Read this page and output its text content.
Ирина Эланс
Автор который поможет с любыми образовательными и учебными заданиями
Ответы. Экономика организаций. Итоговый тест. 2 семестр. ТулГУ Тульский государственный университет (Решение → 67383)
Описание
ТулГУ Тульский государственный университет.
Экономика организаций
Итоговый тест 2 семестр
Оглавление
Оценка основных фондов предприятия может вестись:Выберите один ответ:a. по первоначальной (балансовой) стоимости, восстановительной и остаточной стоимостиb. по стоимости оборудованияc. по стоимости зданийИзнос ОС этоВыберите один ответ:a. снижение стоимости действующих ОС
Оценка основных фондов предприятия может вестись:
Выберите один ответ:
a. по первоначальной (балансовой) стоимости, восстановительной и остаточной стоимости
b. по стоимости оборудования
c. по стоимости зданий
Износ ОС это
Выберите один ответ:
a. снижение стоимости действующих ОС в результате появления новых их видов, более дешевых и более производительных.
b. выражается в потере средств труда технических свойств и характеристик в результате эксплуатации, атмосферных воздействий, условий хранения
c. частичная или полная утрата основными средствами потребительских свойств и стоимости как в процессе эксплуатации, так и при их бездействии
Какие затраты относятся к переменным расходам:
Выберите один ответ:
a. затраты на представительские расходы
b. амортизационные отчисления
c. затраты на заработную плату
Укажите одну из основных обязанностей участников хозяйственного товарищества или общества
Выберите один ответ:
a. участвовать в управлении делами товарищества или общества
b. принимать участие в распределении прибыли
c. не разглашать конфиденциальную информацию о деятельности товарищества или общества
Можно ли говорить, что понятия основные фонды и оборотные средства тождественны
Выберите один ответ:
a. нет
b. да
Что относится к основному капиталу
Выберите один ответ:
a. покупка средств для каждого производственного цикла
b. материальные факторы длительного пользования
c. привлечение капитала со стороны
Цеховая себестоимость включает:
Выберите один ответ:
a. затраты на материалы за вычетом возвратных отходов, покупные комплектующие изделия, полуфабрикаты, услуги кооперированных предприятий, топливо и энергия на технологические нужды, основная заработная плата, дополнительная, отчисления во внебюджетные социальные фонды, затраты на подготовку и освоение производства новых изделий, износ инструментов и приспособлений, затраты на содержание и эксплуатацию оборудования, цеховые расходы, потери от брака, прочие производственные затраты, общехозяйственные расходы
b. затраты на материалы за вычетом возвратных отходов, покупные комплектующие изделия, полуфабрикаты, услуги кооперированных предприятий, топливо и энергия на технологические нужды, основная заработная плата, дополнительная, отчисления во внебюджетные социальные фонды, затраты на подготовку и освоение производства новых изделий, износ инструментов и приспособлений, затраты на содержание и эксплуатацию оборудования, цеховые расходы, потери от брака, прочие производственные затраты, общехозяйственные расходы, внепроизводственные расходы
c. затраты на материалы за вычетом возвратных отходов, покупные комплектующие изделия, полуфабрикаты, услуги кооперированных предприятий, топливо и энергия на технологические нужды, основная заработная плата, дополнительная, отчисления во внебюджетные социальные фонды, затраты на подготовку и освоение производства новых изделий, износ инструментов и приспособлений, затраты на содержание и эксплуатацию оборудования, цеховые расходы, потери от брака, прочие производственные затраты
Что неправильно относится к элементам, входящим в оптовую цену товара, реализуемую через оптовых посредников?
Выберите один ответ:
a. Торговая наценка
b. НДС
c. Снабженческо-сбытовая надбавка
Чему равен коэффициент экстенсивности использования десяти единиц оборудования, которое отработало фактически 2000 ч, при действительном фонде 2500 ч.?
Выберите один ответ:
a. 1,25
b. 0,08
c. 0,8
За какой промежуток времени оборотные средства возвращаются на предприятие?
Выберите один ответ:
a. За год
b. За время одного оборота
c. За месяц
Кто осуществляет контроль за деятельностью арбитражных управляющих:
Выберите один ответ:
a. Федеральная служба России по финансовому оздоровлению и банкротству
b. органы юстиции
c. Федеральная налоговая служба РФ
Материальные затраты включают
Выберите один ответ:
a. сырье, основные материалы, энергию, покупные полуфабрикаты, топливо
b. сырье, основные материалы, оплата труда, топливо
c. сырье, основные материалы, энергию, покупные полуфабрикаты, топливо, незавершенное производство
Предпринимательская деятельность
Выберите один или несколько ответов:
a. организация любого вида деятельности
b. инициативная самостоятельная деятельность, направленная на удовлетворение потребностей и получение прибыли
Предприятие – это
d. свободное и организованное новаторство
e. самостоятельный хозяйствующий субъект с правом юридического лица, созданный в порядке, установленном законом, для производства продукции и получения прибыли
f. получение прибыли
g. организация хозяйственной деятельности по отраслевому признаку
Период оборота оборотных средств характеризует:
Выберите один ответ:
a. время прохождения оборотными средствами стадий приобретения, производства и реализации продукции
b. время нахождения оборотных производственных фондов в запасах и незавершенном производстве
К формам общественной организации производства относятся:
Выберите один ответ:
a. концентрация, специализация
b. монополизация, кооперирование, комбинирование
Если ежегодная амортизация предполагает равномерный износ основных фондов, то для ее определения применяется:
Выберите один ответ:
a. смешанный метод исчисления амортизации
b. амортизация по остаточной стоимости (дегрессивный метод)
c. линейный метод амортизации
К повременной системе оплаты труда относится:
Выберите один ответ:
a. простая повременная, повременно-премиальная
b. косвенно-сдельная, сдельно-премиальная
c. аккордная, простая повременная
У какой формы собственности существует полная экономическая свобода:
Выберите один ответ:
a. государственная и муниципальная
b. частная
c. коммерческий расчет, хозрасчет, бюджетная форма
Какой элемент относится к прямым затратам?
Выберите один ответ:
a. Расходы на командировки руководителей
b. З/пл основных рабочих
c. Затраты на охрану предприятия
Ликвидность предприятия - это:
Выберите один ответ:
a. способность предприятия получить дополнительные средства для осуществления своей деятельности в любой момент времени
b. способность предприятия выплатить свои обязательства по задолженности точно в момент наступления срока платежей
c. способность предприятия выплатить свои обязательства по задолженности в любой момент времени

▸ What is asked
Give the complete listing a second time, exactly as it reads.

▸ Exercise result
Read this page and output its text content.
Ирина Эланс
Автор который поможет с любыми образовательными и учебными заданиями
Ответы. Экономика организаций. Итоговый тест. 2 семестр. ТулГУ Тульский государственный университет (Решение → 67383)
Описание
ТулГУ Тульский государственный университет.
Экономика организаций
Итоговый тест 2 семестр
Оглавление
Оценка основных фондов предприятия может вестись:Выберите один ответ:a. по первоначальной (балансовой) стоимости, восстановительной и остаточной стоимостиb. по стоимости оборудованияc. по стоимости зданийИзнос ОС этоВыберите один ответ:a. снижение стоимости действующих ОС
Оценка основных фондов предприятия может вестись:
Выберите один ответ:
a. по первоначальной (балансовой) стоимости, восстановительной и остаточной стоимости
b. по стоимости оборудования
c. по стоимости зданий
Износ ОС это
Выберите один ответ:
a. снижение стоимости действующих ОС в результате появления новых их видов, более дешевых и более производительных.
b. выражается в потере средств труда технических свойств и характеристик в результате эксплуатации, атмосферных воздействий, условий хранения
c. частичная или полная утрата основными средствами потребительских свойств и стоимости как в процессе эксплуатации, так и при их бездействии
Какие затраты относятся к переменным расходам:
Выберите один ответ:
a. затраты на представительские расходы
b. амортизационные отчисления
c. затраты на заработную плату
Укажите одну из основных обязанностей участников хозяйственного товарищества или общества
Выберите один ответ:
a. участвовать в управлении делами товарищества или общества
b. принимать участие в распределении прибыли
c. не разглашать конфиденциальную информацию о деятельности товарищества или общества
Можно ли говорить, что понятия основные фонды и оборотные средства тождественны
Выберите один ответ:
a. нет
b. да
Что относится к основному капиталу
Выберите один ответ:
a. покупка средств для каждого производственного цикла
b. материальные факторы длительного пользования
c. привлечение капитала со стороны
Цеховая себестоимость включает:
Выберите один ответ:
a. затраты на материалы за вычетом возвратных отходов, покупные комплектующие изделия, полуфабрикаты, услуги кооперированных предприятий, топливо и энергия на технологические нужды, основная заработная плата, дополнительная, отчисления во внебюджетные социальные фонды, затраты на подготовку и освоение производства новых изделий, износ инструментов и приспособлений, затраты на содержание и эксплуатацию оборудования, цеховые расходы, потери от брака, прочие производственные затраты, общехозяйственные расходы
b. затраты на материалы за вычетом возвратных отходов, покупные комплектующие изделия, полуфабрикаты, услуги кооперированных предприятий, топливо и энергия на технологические нужды, основная заработная плата, дополнительная, отчисления во внебюджетные социальные фонды, затраты на подготовку и освоение производства новых изделий, износ инструментов и приспособлений, затраты на содержание и эксплуатацию оборудования, цеховые расходы, потери от брака, прочие производственные затраты, общехозяйственные расходы, внепроизводственные расходы
c. затраты на материалы за вычетом возвратных отходов, покупные комплектующие изделия, полуфабрикаты, услуги кооперированных предприятий, топливо и энергия на технологические нужды, основная заработная плата, дополнительная, отчисления во внебюджетные социальные фонды, затраты на подготовку и освоение производства новых изделий, износ инструментов и приспособлений, затраты на содержание и эксплуатацию оборудования, цеховые расходы, потери от брака, прочие производственные затраты
Что неправильно относится к элементам, входящим в оптовую цену товара, реализуемую через оптовых посредников?
Выберите один ответ:
a. Торговая наценка
b. НДС
c. Снабженческо-сбытовая надбавка
Чему равен коэффициент экстенсивности использования десяти единиц оборудования, которое отработало фактически 2000 ч, при действительном фонде 2500 ч.?
Выберите один ответ:
a. 1,25
b. 0,08
c. 0,8
За какой промежуток времени оборотные средства возвращаются на предприятие?
Выберите один ответ:
a. За год
b. За время одного оборота
c. За месяц
Кто осуществляет контроль за деятельностью арбитражных управляющих:
Выберите один ответ:
a. Федеральная служба России по финансовому оздоровлению и банкротству
b. органы юстиции
c. Федеральная налоговая служба РФ
Материальные затраты включают
Выберите один ответ:
a. сырье, основные материалы, энергию, покупные полуфабрикаты, топливо
b. сырье, основные материалы, оплата труда, топливо
c. сырье, основные материалы, энергию, покупные полуфабрикаты, топливо, незавершенное производство
Предпринимательская деятельность
Выберите один или несколько ответов:
a. организация любого вида деятельности
b. инициативная самостоятельная деятельность, направленная на удовлетворение потребностей и получение прибыли
Предприятие – это
d. свободное и организованное новаторство
e. самостоятельный хозяйствующий субъект с правом юридического лица, созданный в порядке, установленном законом, для производства продукции и получения прибыли
f. получение прибыли
g. организация хозяйственной деятельности по отраслевому признаку
Период оборота оборотных средств характеризует:
Выберите один ответ:
a. время прохождения оборотными средствами стадий приобретения, производства и реализации продукции
b. время нахождения оборотных производственных фондов в запасах и незавершенном производстве
К формам общественной организации производства относятся:
Выберите один ответ:
a. концентрация, специализация
b. монополизация, кооперирование, комбинирование
Если ежегодная амортизация предполагает равномерный износ основных фондов, то для ее определения применяется:
Выберите один ответ:
a. смешанный метод исчисления амортизации
b. амортизация по остаточной стоимости (дегрессивный метод)
c. линейный метод амортизации
К повременной системе оплаты труда относится:
Выберите один ответ:
a. простая повременная, повременно-премиальная
b. косвенно-сдельная, сдельно-премиальная
c. аккордная, простая повременная
У какой формы собственности существует полная экономическая свобода:
Выберите один ответ:
a. государственная и муниципальная
b. частная
c. коммерческий расчет, хозрасчет, бюджетная форма
Какой элемент относится к прямым затратам?
Выберите один ответ:
a. Расходы на командировки руководителей
b. З/пл основных рабочих
c. Затраты на охрану предприятия
Ликвидность предприятия - это:
Выберите один ответ:
a. способность предприятия получить дополнительные средства для осуществления своей деятельности в любой момент времени
b. способность предприятия выплатить свои обязательства по задолженности точно в момент наступления срока платежей
c. способность предприятия выплатить свои обязательства по задолженности в любой момент времени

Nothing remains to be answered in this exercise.